WHAT YOU WILL DO: In the listing below, locate the lines that hold the string "abyste". Copy those lines.

-- begin PROVIDED ENTRIES --

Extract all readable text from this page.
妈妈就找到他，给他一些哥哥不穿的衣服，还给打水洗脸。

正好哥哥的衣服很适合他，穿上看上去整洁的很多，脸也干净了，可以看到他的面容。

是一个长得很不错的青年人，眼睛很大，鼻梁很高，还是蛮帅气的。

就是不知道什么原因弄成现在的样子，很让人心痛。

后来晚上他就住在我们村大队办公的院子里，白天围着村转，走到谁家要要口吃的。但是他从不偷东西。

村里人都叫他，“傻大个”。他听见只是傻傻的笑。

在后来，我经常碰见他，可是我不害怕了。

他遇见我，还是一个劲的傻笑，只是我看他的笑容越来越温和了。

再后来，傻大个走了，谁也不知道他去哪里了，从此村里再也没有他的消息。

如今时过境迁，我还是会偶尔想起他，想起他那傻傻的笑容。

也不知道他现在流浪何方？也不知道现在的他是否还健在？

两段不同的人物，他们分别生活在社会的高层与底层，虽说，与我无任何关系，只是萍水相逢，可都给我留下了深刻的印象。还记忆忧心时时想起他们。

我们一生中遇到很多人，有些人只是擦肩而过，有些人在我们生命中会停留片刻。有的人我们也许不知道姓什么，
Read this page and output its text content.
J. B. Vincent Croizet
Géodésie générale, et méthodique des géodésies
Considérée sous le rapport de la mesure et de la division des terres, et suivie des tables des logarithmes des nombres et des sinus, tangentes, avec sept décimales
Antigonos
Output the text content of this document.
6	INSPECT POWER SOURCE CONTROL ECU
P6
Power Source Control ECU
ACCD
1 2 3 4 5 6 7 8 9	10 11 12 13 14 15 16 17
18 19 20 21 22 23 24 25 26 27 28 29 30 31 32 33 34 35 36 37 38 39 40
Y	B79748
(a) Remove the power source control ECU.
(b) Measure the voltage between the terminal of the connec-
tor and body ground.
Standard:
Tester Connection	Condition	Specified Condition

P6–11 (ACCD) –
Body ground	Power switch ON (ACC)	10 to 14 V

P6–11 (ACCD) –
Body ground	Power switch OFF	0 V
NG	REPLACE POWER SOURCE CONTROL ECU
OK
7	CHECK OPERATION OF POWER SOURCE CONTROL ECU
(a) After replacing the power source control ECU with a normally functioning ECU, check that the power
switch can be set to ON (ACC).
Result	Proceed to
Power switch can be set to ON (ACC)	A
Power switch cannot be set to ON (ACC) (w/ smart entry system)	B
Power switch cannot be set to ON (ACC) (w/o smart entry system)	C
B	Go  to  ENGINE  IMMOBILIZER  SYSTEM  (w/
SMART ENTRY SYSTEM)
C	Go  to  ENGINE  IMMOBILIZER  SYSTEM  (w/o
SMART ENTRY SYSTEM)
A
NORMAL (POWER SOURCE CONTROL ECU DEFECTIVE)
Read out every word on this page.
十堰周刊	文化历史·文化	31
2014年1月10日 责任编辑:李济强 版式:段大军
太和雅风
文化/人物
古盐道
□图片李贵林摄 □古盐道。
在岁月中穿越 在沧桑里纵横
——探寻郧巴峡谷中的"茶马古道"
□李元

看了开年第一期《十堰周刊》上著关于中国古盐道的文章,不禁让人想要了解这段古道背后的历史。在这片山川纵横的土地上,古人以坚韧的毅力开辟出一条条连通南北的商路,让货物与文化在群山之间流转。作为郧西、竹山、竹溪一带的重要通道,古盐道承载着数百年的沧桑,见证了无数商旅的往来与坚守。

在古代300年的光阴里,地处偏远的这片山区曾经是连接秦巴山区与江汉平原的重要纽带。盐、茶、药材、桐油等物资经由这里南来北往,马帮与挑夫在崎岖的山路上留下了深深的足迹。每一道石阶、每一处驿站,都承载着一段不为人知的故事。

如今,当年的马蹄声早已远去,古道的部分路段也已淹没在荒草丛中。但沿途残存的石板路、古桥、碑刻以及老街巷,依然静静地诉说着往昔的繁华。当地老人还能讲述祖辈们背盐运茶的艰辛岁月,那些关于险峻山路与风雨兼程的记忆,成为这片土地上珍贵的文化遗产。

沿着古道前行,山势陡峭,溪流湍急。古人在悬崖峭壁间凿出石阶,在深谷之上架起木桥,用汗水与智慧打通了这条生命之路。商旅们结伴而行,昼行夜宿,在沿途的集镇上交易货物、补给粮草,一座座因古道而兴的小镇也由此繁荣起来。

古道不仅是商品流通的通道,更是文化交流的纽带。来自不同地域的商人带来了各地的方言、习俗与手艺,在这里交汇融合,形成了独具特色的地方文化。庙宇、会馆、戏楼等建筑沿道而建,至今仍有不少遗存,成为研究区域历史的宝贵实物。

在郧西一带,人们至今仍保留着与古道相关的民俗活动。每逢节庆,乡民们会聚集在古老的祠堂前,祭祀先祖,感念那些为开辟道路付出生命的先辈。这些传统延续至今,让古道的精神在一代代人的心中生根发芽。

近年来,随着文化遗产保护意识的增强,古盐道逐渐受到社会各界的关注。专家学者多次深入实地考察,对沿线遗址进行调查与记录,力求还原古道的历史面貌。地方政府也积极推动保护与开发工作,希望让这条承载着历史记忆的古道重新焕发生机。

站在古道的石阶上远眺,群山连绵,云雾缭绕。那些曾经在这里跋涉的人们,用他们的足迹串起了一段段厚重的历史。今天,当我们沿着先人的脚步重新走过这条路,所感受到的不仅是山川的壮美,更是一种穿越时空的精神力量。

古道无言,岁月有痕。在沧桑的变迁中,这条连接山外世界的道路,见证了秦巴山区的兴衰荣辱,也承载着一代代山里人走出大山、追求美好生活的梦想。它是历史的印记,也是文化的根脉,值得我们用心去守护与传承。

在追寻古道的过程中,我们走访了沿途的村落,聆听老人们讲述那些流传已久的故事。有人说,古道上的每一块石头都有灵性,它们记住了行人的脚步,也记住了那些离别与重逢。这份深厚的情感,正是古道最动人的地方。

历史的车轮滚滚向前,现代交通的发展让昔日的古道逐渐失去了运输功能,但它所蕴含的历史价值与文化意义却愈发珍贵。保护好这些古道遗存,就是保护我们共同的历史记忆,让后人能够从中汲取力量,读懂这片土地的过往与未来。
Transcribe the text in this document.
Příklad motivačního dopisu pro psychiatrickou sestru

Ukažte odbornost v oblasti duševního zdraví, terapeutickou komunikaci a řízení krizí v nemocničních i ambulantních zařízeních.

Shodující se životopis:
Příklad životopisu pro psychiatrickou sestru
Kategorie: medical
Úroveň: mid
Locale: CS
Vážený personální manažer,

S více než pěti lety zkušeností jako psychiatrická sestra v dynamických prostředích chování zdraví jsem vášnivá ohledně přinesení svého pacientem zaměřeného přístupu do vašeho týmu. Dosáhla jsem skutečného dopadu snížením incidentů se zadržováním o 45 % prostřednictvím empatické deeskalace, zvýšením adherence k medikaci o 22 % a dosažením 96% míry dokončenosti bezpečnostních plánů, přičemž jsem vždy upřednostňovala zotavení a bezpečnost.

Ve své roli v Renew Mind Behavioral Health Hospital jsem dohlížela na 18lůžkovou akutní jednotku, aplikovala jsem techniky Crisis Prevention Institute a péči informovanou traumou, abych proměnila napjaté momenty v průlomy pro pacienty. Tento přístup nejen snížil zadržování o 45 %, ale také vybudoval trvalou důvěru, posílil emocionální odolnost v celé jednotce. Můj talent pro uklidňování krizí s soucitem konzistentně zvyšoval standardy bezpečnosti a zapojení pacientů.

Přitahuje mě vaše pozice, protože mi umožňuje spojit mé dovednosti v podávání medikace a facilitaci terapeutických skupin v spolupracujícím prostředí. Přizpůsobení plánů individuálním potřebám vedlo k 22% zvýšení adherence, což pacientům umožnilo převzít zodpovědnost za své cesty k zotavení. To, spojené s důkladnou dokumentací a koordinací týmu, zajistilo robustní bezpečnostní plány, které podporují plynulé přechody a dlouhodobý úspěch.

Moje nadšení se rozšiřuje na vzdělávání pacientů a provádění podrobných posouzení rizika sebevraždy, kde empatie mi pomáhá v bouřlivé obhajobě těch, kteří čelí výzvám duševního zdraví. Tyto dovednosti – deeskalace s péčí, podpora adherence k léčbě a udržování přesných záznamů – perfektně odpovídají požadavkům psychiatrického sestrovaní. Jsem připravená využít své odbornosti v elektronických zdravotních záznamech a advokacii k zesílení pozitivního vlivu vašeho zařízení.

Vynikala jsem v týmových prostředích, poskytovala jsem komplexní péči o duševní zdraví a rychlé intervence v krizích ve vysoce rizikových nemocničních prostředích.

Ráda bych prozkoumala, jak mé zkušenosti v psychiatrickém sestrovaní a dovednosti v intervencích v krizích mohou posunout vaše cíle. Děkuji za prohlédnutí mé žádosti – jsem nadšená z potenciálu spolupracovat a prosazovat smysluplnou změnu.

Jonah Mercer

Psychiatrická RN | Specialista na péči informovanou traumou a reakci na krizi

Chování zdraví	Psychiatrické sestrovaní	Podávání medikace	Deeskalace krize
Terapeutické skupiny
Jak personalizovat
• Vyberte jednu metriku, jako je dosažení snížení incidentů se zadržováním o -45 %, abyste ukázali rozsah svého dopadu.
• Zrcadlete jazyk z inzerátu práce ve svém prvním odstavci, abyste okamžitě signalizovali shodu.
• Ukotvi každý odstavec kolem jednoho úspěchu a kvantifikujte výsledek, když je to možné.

-- end PROVIDED ENTRIES --

EXERCISE RESULT:
• Vyberte jednu metriku, jako je dosažení snížení incidentů se zadržováním o -45 %, abyste ukázali rozsah svého dopadu.
• Zrcadlete jazyk z inzerátu práce ve svém prvním odstavci, abyste okamžitě signalizovali shodu.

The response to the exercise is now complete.